- Source text
------------------------------------------------
I disagree. It's convenient to make linear containers, associative
containers, and fixed structures all use the same implementation in
terms of language design; there's definitely a certain elegance to
that. But those ARE in fact three distinct concepts, and blurring the
distinction between them seems unwise to me.

>> Smart pointers: Smart pointers are beautiful things, but
>> beginner-level C++ won't be doing the kinds of memory management that
>> needs it. This is going to come AFTER iterators, probably.
> Smart pointers? What are pointers?

Then you agree with me! Beginner C++ should be passing things by value
or by reference instead of by pointer as much as possible, and
idiomatic C++ reflects this. (There's a reason that move semantics
were such a big deal in the discussions leading up to C++11; that's
what allows pass-by-value to operate efficiently.)

>> You're right that learning C++ to a level that you can write
>> enterprise-grade software is a long and arduous education, but that
>> doesn't mean that you have to jump in with both feet.
> I guess I don't see the point of teaching C++ except as an elective. If you're a CS/EE major, you need to deal with the metal eventually[1], so you might as well go Python/Lua/Scheme then C then assembly. If you're not a CS/EE major, study Python/numpy and Excel, and run circles around the EEs.
------------------------------------------------
- Items from a data source

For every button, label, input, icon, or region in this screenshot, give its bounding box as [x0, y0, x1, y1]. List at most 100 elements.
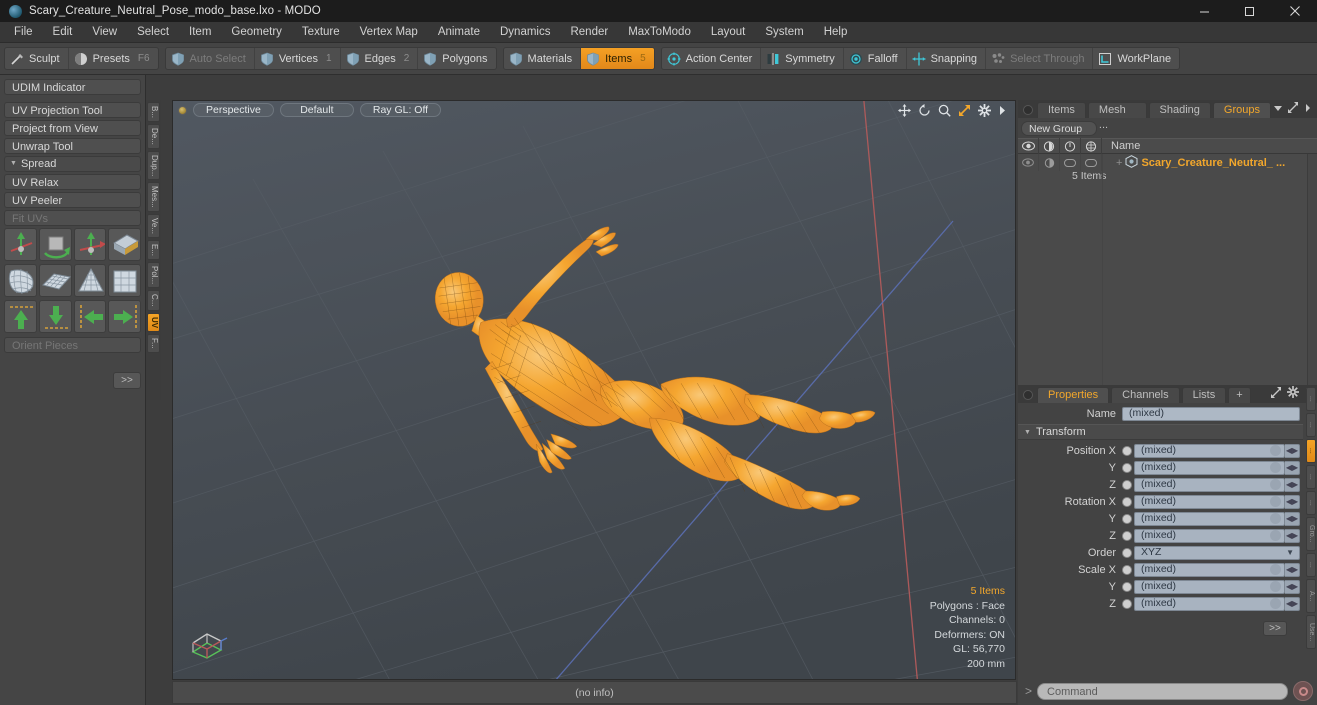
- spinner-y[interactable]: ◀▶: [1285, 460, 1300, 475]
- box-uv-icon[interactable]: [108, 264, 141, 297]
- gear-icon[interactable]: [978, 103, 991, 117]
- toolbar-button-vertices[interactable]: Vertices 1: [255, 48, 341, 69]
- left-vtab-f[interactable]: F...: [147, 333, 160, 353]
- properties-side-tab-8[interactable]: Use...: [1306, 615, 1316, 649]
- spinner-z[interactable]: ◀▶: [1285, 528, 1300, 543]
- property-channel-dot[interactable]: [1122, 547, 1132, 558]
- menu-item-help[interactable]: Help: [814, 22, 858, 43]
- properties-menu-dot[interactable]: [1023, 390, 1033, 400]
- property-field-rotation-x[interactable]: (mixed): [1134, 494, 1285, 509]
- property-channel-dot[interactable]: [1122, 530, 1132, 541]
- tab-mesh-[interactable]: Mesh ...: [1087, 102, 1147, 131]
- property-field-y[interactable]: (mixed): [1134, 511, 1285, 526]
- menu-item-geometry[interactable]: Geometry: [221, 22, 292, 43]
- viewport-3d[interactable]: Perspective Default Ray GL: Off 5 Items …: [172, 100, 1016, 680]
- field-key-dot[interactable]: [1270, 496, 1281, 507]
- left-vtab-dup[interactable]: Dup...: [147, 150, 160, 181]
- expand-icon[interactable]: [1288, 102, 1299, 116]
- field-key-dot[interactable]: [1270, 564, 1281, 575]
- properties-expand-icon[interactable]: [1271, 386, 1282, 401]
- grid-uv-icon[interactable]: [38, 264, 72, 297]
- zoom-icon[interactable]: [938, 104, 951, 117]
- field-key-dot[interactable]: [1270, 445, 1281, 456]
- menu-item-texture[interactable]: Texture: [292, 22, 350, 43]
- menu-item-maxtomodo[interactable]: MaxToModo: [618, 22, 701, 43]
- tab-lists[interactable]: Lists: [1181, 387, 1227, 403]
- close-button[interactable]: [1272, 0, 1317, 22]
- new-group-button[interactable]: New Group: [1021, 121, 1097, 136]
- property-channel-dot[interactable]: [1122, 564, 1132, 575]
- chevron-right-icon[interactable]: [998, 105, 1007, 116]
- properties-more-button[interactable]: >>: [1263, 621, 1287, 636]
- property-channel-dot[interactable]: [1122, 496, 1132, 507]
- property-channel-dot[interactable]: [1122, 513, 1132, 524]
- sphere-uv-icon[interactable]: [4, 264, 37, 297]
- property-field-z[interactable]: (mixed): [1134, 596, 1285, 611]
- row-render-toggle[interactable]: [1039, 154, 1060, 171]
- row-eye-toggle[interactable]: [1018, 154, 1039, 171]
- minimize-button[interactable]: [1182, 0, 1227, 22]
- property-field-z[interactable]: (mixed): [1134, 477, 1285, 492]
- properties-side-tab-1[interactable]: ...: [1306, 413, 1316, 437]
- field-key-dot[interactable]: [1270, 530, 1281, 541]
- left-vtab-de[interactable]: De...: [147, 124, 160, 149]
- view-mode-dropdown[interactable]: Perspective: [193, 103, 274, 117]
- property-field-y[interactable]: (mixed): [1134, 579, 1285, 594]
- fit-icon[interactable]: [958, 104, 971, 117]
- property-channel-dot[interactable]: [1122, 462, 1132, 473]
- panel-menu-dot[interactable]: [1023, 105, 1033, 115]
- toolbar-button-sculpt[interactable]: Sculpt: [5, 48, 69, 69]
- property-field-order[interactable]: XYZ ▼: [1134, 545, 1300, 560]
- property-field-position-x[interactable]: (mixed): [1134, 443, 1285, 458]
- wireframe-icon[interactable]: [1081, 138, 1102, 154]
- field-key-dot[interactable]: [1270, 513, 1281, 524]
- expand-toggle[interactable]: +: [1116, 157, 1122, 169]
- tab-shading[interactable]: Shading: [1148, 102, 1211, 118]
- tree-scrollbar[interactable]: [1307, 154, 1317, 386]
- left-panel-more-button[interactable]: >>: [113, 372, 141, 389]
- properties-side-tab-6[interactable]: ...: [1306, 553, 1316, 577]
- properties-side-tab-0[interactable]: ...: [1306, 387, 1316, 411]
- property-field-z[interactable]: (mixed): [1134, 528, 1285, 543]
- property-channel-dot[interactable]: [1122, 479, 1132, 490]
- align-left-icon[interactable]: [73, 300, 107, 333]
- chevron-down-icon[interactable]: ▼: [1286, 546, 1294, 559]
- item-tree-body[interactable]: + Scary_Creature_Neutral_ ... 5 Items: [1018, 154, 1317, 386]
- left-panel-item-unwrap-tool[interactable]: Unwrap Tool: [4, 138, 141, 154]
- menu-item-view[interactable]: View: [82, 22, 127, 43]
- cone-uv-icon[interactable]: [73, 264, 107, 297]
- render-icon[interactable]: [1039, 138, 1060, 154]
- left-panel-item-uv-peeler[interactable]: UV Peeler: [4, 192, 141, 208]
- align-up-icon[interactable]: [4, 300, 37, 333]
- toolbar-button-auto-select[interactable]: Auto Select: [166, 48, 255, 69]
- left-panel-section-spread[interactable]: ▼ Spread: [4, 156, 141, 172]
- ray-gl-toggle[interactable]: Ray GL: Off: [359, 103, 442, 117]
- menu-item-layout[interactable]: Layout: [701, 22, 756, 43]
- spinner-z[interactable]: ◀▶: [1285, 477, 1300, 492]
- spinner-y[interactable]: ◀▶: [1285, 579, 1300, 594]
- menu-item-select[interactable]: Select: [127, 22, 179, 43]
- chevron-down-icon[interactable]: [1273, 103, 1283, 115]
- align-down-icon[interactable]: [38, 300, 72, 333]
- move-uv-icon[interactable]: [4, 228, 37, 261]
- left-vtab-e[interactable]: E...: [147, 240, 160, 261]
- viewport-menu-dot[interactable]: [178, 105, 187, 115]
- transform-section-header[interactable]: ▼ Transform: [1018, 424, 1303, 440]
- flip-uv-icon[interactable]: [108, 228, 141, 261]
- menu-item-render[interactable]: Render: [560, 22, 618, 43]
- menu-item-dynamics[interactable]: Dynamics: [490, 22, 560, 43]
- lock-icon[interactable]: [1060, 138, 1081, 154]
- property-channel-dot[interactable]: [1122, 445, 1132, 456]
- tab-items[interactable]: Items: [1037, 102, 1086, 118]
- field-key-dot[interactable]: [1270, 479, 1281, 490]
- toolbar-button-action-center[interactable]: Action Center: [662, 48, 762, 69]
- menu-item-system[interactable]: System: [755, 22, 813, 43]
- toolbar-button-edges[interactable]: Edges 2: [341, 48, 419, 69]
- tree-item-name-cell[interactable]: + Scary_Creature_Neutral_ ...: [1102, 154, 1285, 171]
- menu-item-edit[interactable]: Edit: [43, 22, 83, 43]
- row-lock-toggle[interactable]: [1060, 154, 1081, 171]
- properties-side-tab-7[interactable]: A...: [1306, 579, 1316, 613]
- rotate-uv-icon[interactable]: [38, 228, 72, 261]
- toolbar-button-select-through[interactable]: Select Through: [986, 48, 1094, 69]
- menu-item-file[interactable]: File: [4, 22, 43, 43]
------------------------------------------------
- Task objective
According to the C++ teaching discussion, why were move semantics such a big deal in the discussions leading up to C++11? Answer in one to three sentences.

- Right answer
Move semantics are what allow pass-by-value to operate efficiently. The writer raises this to support the view that beginner C++ should pass things by value or by reference instead of by pointer as much as possible, as idiomatic C++ does.